--- begin Available data ---

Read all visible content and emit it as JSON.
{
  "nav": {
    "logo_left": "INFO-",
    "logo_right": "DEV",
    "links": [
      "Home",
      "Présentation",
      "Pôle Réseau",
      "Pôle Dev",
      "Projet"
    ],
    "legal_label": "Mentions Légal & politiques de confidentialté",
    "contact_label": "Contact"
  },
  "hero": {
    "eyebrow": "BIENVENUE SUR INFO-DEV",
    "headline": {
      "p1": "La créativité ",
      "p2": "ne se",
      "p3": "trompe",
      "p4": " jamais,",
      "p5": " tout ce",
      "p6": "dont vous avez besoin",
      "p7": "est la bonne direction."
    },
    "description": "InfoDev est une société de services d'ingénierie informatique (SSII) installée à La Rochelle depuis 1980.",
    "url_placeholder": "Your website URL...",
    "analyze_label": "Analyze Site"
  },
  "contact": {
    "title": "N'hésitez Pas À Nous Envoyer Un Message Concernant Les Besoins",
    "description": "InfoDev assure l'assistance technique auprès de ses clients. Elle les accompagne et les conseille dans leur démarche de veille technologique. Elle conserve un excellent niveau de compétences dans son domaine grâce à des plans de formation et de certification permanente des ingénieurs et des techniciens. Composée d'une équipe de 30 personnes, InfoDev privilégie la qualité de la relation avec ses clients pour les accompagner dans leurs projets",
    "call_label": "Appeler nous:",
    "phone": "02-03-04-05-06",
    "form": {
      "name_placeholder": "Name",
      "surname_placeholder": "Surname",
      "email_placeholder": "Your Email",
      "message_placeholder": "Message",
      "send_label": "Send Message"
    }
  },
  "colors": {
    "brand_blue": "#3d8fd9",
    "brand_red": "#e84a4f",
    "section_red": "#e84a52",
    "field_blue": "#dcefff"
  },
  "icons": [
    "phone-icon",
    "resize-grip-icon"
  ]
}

--- end Available data ---

● Exercise instructions
Find how many lines hold the string "Your", and state that number alone.

● Final answer
2